* BEGIN GIVEN RECORDS *
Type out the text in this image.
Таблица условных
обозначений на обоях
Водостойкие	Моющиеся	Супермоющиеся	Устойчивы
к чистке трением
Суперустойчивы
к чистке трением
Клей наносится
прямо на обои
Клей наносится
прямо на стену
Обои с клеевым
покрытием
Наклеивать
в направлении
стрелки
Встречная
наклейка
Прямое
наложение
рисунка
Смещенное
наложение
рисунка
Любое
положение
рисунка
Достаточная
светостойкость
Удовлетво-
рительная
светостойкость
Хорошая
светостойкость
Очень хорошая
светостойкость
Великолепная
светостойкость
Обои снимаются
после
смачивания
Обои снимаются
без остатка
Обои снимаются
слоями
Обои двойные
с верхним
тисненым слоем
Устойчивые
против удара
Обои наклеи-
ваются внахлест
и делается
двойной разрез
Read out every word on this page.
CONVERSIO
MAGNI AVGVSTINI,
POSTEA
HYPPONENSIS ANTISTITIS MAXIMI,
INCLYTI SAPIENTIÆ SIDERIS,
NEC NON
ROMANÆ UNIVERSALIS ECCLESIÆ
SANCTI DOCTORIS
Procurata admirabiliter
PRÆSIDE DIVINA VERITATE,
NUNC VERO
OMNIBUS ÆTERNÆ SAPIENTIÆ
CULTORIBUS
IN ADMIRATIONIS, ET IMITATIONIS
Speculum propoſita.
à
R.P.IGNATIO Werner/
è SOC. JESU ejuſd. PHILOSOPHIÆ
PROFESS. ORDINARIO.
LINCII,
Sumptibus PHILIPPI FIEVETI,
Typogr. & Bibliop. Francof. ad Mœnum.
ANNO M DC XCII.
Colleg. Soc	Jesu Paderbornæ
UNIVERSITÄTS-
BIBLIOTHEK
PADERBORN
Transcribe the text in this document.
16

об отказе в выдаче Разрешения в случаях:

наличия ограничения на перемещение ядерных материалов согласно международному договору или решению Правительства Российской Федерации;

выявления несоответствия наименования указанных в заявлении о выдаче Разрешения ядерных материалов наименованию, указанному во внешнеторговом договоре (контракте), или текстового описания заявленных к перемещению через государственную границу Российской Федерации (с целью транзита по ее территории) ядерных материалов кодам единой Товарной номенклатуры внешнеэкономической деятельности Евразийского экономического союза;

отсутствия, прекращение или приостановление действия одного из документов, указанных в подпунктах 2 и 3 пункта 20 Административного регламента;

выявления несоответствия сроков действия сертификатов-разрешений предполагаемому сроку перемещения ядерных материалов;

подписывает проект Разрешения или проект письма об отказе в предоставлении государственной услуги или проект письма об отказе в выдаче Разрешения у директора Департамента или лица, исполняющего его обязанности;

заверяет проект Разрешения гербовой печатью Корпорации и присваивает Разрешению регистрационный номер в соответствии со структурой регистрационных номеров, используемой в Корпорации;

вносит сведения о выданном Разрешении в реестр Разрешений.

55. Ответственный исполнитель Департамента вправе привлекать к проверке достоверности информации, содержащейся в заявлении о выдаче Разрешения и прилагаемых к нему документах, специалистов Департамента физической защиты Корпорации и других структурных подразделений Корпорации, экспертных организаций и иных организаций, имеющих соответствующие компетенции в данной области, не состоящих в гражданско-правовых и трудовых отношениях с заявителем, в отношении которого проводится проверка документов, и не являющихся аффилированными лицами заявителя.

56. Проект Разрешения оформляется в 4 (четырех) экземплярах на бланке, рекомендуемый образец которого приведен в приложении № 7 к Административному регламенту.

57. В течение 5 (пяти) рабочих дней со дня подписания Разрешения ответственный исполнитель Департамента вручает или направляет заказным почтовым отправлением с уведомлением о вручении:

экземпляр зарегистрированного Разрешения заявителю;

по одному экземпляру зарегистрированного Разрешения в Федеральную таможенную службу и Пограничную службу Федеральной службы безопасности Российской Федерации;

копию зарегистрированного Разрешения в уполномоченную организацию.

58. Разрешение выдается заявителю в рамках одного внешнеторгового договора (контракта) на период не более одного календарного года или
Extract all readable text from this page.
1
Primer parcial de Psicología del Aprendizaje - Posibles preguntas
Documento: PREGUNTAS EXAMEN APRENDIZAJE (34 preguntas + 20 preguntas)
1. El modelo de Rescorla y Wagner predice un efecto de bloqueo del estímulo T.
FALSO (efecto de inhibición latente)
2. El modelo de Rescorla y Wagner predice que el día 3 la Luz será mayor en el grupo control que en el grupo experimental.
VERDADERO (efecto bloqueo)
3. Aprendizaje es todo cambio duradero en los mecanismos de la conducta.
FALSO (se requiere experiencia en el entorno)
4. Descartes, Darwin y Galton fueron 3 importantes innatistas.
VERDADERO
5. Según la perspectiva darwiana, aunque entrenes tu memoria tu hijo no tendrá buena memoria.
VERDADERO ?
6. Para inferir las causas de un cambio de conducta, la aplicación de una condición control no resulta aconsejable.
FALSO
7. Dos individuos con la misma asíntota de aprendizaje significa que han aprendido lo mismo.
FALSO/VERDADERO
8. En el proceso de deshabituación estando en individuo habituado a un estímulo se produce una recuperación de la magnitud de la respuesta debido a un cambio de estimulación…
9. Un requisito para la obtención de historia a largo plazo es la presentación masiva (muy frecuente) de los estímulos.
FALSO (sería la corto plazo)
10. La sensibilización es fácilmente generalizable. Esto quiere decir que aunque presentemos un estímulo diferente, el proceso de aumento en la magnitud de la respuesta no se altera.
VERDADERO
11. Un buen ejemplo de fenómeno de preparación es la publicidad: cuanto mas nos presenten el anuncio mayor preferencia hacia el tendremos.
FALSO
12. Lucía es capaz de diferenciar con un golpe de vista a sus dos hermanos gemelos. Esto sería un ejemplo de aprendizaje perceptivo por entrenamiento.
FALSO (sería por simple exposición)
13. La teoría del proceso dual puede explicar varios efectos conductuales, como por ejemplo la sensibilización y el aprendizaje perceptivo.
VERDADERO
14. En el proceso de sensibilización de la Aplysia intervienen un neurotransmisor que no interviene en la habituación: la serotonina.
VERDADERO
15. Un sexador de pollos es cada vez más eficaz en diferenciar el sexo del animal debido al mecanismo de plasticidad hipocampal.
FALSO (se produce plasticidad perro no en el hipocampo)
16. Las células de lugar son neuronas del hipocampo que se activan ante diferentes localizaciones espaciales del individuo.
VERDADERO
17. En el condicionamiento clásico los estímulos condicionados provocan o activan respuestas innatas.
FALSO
* END GIVEN RECORDS *
▸ **CHALLENGE**: Locate the word "Российской" in the records above, and return each line that has it.

▸ **REPLY TO THE TASK**:
наличия ограничения на перемещение ядерных материалов согласно международному договору или решению Правительства Российской Федерации;
выявления несоответствия наименования указанных в заявлении о выдаче Разрешения ядерных материалов наименованию, указанному во внешнеторговом договоре (контракте), или текстового описания заявленных к перемещению через государственную границу Российской Федерации (с целью транзита по ее территории) ядерных материалов кодам единой Товарной номенклатуры внешнеэкономической деятельности Евразийского экономического союза;
по одному экземпляру зарегистрированного Разрешения в Федеральную таможенную службу и Пограничную службу Федеральной службы безопасности Российской Федерации;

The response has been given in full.